[START]
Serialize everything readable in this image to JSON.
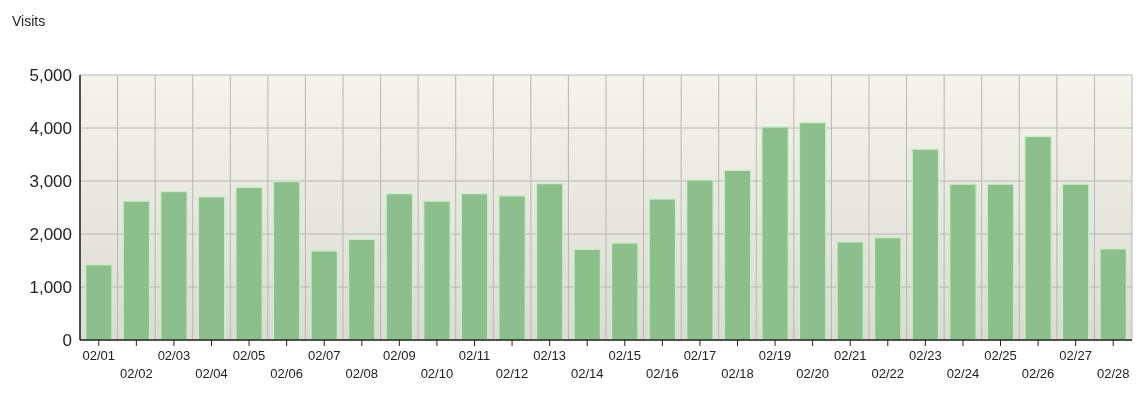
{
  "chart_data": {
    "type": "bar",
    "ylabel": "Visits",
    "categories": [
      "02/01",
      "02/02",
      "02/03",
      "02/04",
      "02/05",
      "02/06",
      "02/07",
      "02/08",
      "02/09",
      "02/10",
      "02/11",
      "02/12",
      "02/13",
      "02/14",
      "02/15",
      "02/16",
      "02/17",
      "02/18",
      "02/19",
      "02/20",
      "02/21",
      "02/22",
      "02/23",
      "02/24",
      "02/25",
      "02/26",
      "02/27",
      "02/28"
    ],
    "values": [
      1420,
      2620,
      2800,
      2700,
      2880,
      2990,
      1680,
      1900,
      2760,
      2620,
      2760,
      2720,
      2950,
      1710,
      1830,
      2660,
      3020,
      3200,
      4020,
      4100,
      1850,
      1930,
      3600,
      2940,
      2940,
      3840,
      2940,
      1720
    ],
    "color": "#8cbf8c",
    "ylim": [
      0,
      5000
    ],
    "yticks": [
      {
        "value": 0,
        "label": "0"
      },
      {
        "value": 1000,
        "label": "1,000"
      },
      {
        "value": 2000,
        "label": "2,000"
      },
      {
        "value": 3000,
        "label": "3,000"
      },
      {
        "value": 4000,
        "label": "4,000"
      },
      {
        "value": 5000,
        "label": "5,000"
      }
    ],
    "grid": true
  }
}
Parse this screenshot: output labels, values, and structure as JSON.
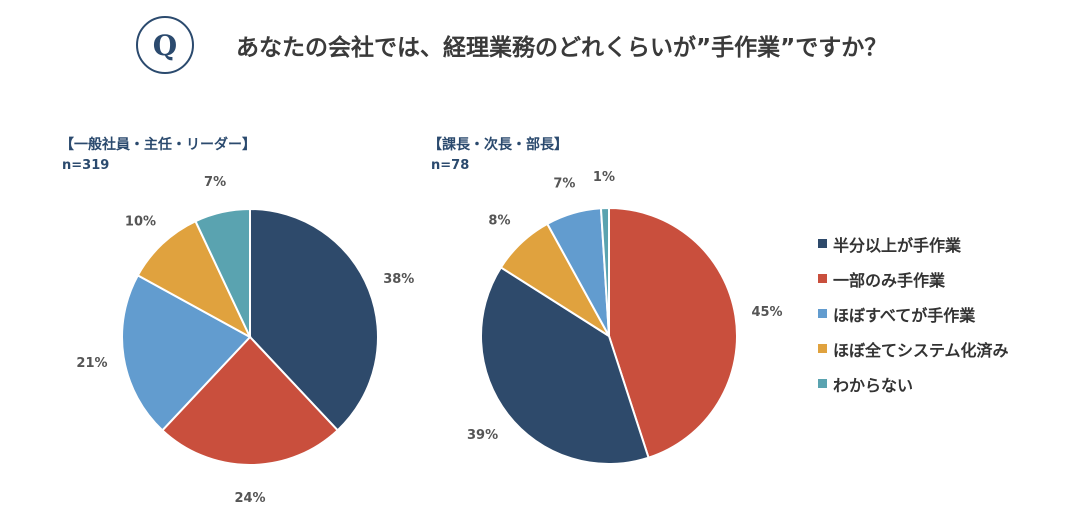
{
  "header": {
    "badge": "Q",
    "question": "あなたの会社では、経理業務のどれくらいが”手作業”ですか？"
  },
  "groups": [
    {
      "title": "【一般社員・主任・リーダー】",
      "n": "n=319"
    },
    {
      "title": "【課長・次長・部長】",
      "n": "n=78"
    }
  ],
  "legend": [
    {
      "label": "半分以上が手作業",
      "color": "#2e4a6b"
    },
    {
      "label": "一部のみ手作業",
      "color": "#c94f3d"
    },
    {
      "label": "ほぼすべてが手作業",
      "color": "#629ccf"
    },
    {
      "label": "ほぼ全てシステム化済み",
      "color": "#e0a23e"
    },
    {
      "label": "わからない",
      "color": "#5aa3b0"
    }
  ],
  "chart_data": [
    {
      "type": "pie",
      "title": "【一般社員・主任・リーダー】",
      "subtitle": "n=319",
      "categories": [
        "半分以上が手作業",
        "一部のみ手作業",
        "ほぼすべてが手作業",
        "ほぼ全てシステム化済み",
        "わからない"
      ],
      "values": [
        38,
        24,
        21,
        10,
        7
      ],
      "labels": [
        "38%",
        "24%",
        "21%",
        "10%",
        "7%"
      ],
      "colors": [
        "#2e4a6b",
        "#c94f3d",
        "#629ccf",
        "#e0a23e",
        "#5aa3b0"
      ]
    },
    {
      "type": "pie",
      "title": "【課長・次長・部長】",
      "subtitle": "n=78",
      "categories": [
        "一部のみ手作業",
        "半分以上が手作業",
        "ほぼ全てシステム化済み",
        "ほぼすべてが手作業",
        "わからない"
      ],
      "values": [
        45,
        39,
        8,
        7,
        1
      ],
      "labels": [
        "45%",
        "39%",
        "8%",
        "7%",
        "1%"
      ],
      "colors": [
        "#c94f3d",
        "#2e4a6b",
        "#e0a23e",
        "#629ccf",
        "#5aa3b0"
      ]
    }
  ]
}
[END]
GOAL —
All records above are to be printed exactly, minus the pictures they contain.

FULL SOLUTION —
Serialize everything readable in this image to JSON.
{
  "chart_data": {
    "type": "bar",
    "ylabel": "Visits",
    "categories": [
      "02/01",
      "02/02",
      "02/03",
      "02/04",
      "02/05",
      "02/06",
      "02/07",
      "02/08",
      "02/09",
      "02/10",
      "02/11",
      "02/12",
      "02/13",
      "02/14",
      "02/15",
      "02/16",
      "02/17",
      "02/18",
      "02/19",
      "02/20",
      "02/21",
      "02/22",
      "02/23",
      "02/24",
      "02/25",
      "02/26",
      "02/27",
      "02/28"
    ],
    "values": [
      1420,
      2620,
      2800,
      2700,
      2880,
      2990,
      1680,
      1900,
      2760,
      2620,
      2760,
      2720,
      2950,
      1710,
      1830,
      2660,
      3020,
      3200,
      4020,
      4100,
      1850,
      1930,
      3600,
      2940,
      2940,
      3840,
      2940,
      1720
    ],
    "color": "#8cbf8c",
    "ylim": [
      0,
      5000
    ],
    "yticks": [
      {
        "value": 0,
        "label": "0"
      },
      {
        "value": 1000,
        "label": "1,000"
      },
      {
        "value": 2000,
        "label": "2,000"
      },
      {
        "value": 3000,
        "label": "3,000"
      },
      {
        "value": 4000,
        "label": "4,000"
      },
      {
        "value": 5000,
        "label": "5,000"
      }
    ],
    "grid": true
  }
}
Parse this screenshot: output labels, values, and structure as JSON.
{
  "header": {
    "badge": "Q",
    "question": "あなたの会社では、経理業務のどれくらいが”手作業”ですか？"
  },
  "groups": [
    {
      "title": "【一般社員・主任・リーダー】",
      "n": "n=319"
    },
    {
      "title": "【課長・次長・部長】",
      "n": "n=78"
    }
  ],
  "legend": [
    {
      "label": "半分以上が手作業",
      "color": "#2e4a6b"
    },
    {
      "label": "一部のみ手作業",
      "color": "#c94f3d"
    },
    {
      "label": "ほぼすべてが手作業",
      "color": "#629ccf"
    },
    {
      "label": "ほぼ全てシステム化済み",
      "color": "#e0a23e"
    },
    {
      "label": "わからない",
      "color": "#5aa3b0"
    }
  ],
  "chart_data": [
    {
      "type": "pie",
      "title": "【一般社員・主任・リーダー】",
      "subtitle": "n=319",
      "categories": [
        "半分以上が手作業",
        "一部のみ手作業",
        "ほぼすべてが手作業",
        "ほぼ全てシステム化済み",
        "わからない"
      ],
      "values": [
        38,
        24,
        21,
        10,
        7
      ],
      "labels": [
        "38%",
        "24%",
        "21%",
        "10%",
        "7%"
      ],
      "colors": [
        "#2e4a6b",
        "#c94f3d",
        "#629ccf",
        "#e0a23e",
        "#5aa3b0"
      ]
    },
    {
      "type": "pie",
      "title": "【課長・次長・部長】",
      "subtitle": "n=78",
      "categories": [
        "一部のみ手作業",
        "半分以上が手作業",
        "ほぼ全てシステム化済み",
        "ほぼすべてが手作業",
        "わからない"
      ],
      "values": [
        45,
        39,
        8,
        7,
        1
      ],
      "labels": [
        "45%",
        "39%",
        "8%",
        "7%",
        "1%"
      ],
      "colors": [
        "#c94f3d",
        "#2e4a6b",
        "#e0a23e",
        "#629ccf",
        "#5aa3b0"
      ]
    }
  ]
}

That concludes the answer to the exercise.